PROMPT
Reproduce only the lines of the listing from the one containing "Patent image size: (1007, 652)." through the one containing "The roof structure 42 is at (670, 100).", both included, putting "motor vehicle" in place of "passenger vehicle" and changing nothing else.

▽

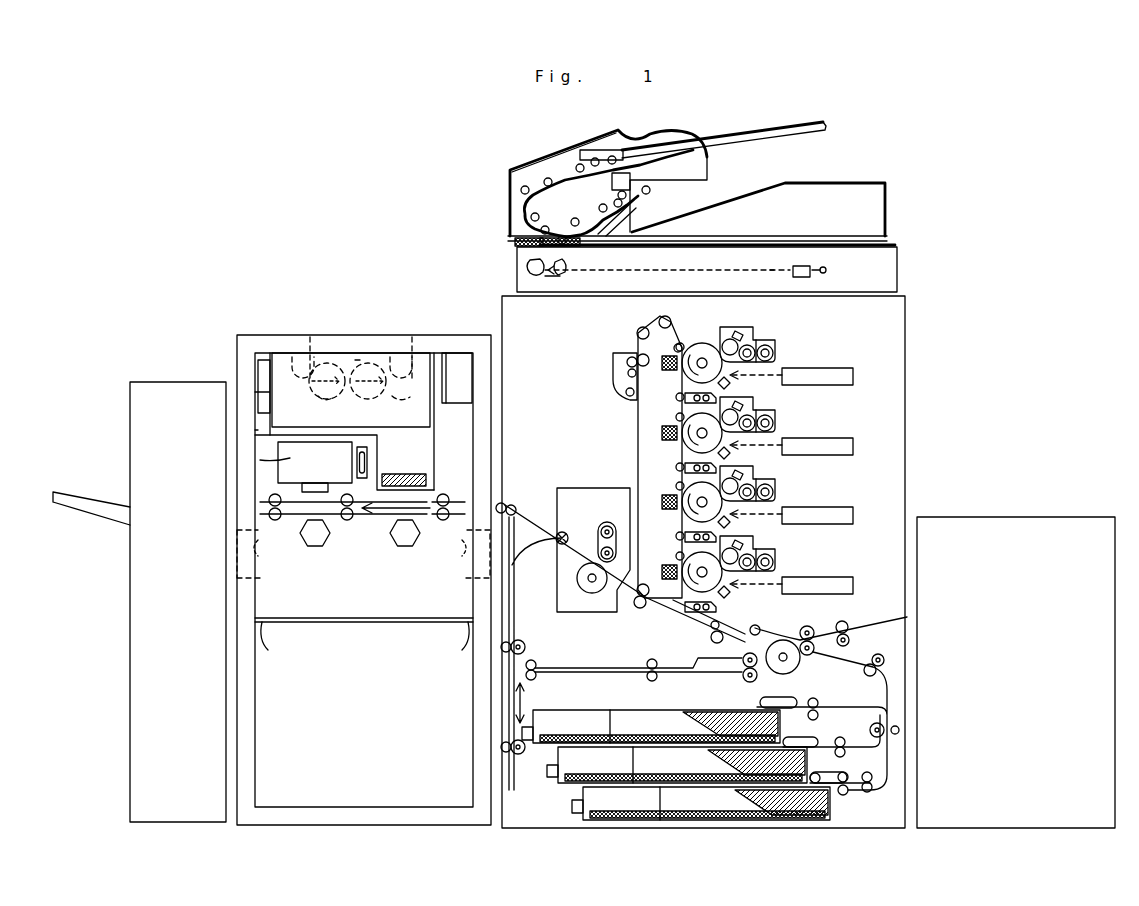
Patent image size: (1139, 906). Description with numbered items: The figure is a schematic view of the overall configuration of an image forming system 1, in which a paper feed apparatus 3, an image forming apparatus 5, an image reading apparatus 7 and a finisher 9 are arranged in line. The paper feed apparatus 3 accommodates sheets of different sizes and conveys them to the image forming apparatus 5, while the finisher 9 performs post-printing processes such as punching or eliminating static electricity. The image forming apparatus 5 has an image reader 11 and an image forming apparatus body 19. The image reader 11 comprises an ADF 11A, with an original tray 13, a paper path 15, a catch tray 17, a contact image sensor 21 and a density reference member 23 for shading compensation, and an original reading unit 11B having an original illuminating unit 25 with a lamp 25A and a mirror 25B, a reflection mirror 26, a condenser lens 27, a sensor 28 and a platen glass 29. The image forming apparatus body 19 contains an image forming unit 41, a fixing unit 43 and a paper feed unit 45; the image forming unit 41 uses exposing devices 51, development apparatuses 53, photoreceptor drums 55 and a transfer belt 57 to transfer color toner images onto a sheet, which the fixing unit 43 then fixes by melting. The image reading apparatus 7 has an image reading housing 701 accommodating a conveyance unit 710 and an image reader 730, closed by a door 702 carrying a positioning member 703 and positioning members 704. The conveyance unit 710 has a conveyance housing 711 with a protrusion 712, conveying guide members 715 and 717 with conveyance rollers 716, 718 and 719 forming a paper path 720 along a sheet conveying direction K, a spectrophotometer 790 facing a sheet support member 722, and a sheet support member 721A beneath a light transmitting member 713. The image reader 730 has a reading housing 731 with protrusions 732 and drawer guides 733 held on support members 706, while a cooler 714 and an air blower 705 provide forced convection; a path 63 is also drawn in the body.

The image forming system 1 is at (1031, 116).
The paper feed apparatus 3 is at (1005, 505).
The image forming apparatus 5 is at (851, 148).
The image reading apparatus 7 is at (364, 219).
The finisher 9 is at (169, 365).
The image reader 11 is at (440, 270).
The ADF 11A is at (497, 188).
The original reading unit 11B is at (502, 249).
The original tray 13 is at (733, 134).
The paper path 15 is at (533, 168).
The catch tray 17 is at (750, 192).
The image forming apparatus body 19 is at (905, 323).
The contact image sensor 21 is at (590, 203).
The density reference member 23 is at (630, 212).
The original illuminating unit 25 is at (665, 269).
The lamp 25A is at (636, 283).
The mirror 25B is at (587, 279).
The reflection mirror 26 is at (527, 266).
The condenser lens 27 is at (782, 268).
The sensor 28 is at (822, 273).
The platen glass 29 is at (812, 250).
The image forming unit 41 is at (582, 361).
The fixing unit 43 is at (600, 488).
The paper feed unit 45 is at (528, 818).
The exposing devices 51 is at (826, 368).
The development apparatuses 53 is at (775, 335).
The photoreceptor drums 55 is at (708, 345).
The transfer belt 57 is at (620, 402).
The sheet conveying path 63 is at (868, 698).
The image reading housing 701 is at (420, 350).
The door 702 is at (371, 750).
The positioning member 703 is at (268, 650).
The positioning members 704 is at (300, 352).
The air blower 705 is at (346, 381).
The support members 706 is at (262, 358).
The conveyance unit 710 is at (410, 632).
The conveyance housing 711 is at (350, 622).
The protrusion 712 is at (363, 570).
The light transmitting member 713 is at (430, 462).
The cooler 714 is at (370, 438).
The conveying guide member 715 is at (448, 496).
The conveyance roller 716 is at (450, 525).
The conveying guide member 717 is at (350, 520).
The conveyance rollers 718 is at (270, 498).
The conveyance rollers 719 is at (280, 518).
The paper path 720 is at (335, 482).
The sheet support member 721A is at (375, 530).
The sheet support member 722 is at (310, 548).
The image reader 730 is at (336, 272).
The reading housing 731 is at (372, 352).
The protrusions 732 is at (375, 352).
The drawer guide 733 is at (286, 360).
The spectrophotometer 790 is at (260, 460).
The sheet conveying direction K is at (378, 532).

△
▽

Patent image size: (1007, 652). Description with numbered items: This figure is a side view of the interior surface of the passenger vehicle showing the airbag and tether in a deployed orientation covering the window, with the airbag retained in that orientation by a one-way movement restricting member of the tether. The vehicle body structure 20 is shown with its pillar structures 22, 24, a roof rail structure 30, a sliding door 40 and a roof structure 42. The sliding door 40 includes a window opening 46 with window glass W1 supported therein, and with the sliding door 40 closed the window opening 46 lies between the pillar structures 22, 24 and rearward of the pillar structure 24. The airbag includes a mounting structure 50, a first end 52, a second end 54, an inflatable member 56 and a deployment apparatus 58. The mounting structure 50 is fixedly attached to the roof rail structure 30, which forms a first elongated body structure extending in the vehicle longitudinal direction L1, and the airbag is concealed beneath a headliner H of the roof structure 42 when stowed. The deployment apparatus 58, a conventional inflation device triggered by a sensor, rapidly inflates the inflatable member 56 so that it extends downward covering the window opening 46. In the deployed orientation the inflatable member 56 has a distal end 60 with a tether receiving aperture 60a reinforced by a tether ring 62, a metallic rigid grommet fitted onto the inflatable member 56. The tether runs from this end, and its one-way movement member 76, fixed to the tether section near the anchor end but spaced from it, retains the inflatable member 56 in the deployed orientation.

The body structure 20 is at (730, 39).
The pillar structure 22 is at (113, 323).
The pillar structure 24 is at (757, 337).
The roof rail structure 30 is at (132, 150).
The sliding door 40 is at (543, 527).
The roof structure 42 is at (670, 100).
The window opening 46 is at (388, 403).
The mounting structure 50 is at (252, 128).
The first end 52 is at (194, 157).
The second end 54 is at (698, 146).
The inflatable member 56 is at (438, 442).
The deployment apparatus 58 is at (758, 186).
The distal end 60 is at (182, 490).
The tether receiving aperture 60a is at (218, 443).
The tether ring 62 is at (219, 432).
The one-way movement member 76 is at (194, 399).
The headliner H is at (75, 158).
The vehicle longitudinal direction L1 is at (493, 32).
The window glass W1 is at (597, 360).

△

EXERCISE OUTPUT
Patent image size: (1007, 652). Description with numbered items: This figure is a side view of the interior surface of the motor vehicle showing the airbag and tether in a deployed orientation covering the window, with the airbag retained in that orientation by a one-way movement restricting member of the tether. The vehicle body structure 20 is shown with its pillar structures 22, 24, a roof rail structure 30, a sliding door 40 and a roof structure 42. The sliding door 40 includes a window opening 46 with window glass W1 supported therein, and with the sliding door 40 closed the window opening 46 lies between the pillar structures 22, 24 and rearward of the pillar structure 24. The airbag includes a mounting structure 50, a first end 52, a second end 54, an inflatable member 56 and a deployment apparatus 58. The mounting structure 50 is fixedly attached to the roof rail structure 30, which forms a first elongated body structure extending in the vehicle longitudinal direction L1, and the airbag is concealed beneath a headliner H of the roof structure 42 when stowed. The deployment apparatus 58, a conventional inflation device triggered by a sensor, rapidly inflates the inflatable member 56 so that it extends downward covering the window opening 46. In the deployed orientation the inflatable member 56 has a distal end 60 with a tether receiving aperture 60a reinforced by a tether ring 62, a metallic rigid grommet fitted onto the inflatable member 56. The tether runs from this end, and its one-way movement member 76, fixed to the tether section near the anchor end but spaced from it, retains the inflatable member 56 in the deployed orientation.

The body structure 20 is at (730, 39).
The pillar structure 22 is at (113, 323).
The pillar structure 24 is at (757, 337).
The roof rail structure 30 is at (132, 150).
The sliding door 40 is at (543, 527).
The roof structure 42 is at (670, 100).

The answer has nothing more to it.